[Exercise objective] Copy out the whole listing exactly as written, leaving the pictures behind.

[Figure contents as structured data]
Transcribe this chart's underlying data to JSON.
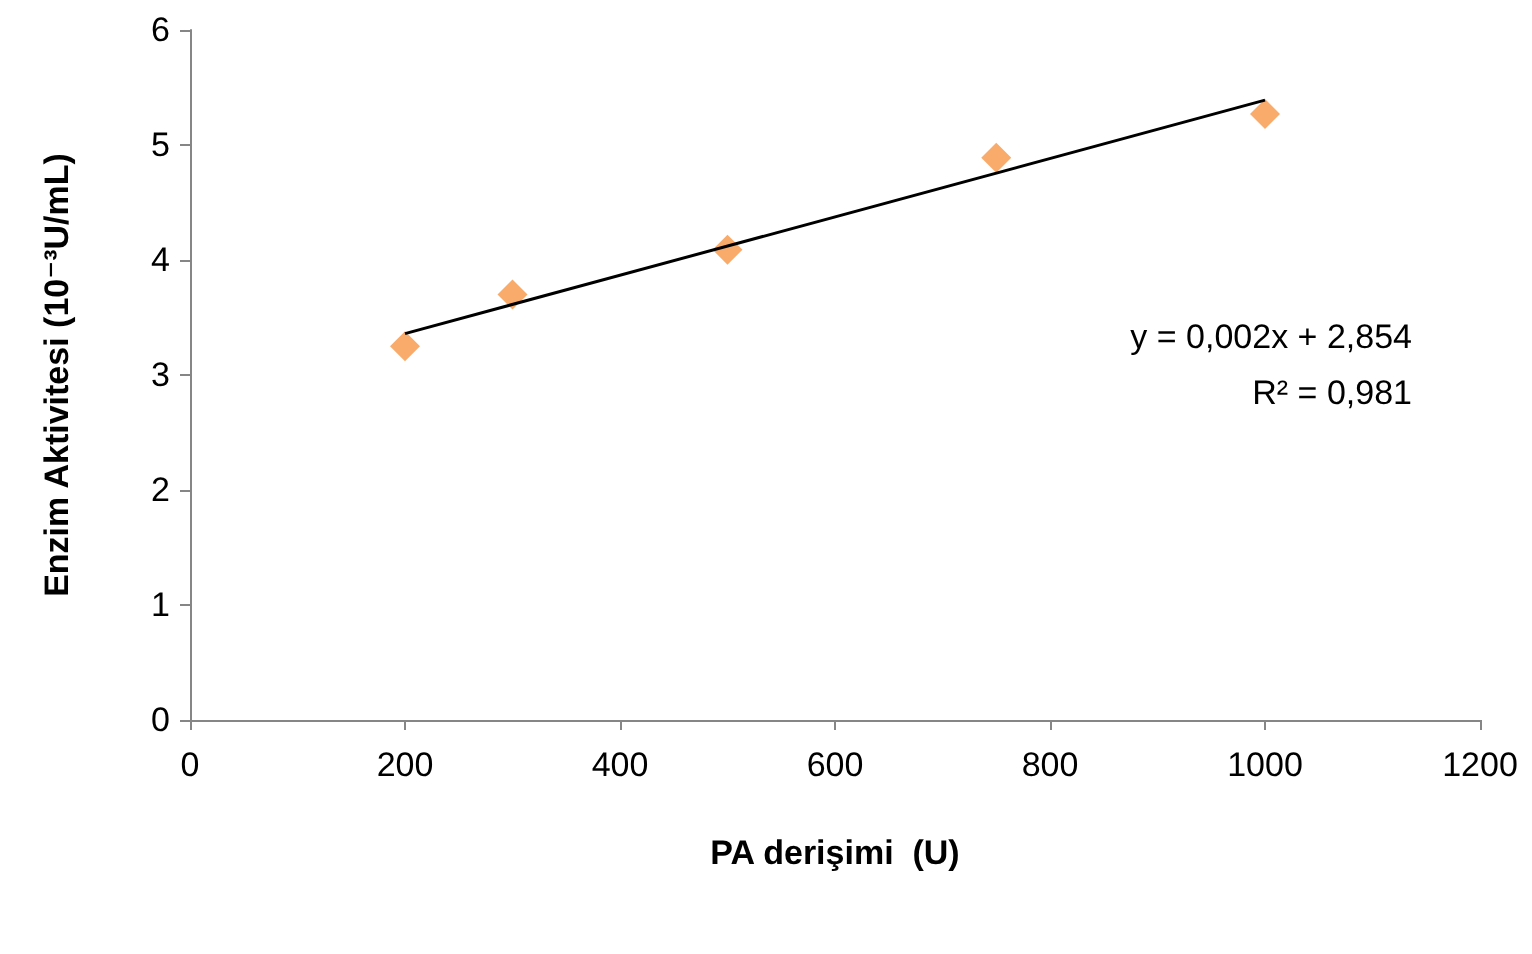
{
  "chart_data": {
    "type": "scatter",
    "xlabel": "PA derişimi  (U)",
    "ylabel": "Enzim Aktivitesi (10⁻³U/mL)",
    "series": [
      {
        "color": "#f79646",
        "x": [
          200,
          300,
          500,
          750,
          1000
        ],
        "values": [
          3.25,
          3.7,
          4.09,
          4.89,
          5.27
        ],
        "marker": "diamond"
      },
      {
        "type": "line",
        "color": "#000000",
        "x": [
          200,
          1000
        ],
        "values": [
          3.36,
          5.39
        ],
        "marker": "none"
      }
    ],
    "xlim": [
      0,
      1200
    ],
    "xticks": [
      0,
      200,
      400,
      600,
      800,
      1000,
      1200
    ],
    "ylim": [
      0,
      6
    ],
    "yticks": [
      0,
      1,
      2,
      3,
      4,
      5,
      6
    ],
    "grid": false,
    "annotations": [
      "y = 0,002x + 2,854",
      "R² = 0,981"
    ]
  }
}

[Expected answer]
Transcribe this chart's underlying data to JSON.
{
  "chart_data": {
    "type": "scatter",
    "xlabel": "PA derişimi  (U)",
    "ylabel": "Enzim Aktivitesi (10⁻³U/mL)",
    "series": [
      {
        "color": "#f79646",
        "x": [
          200,
          300,
          500,
          750,
          1000
        ],
        "values": [
          3.25,
          3.7,
          4.09,
          4.89,
          5.27
        ],
        "marker": "diamond"
      },
      {
        "type": "line",
        "color": "#000000",
        "x": [
          200,
          1000
        ],
        "values": [
          3.36,
          5.39
        ],
        "marker": "none"
      }
    ],
    "xlim": [
      0,
      1200
    ],
    "xticks": [
      0,
      200,
      400,
      600,
      800,
      1000,
      1200
    ],
    "ylim": [
      0,
      6
    ],
    "yticks": [
      0,
      1,
      2,
      3,
      4,
      5,
      6
    ],
    "grid": false,
    "annotations": [
      "y = 0,002x + 2,854",
      "R² = 0,981"
    ]
  }
}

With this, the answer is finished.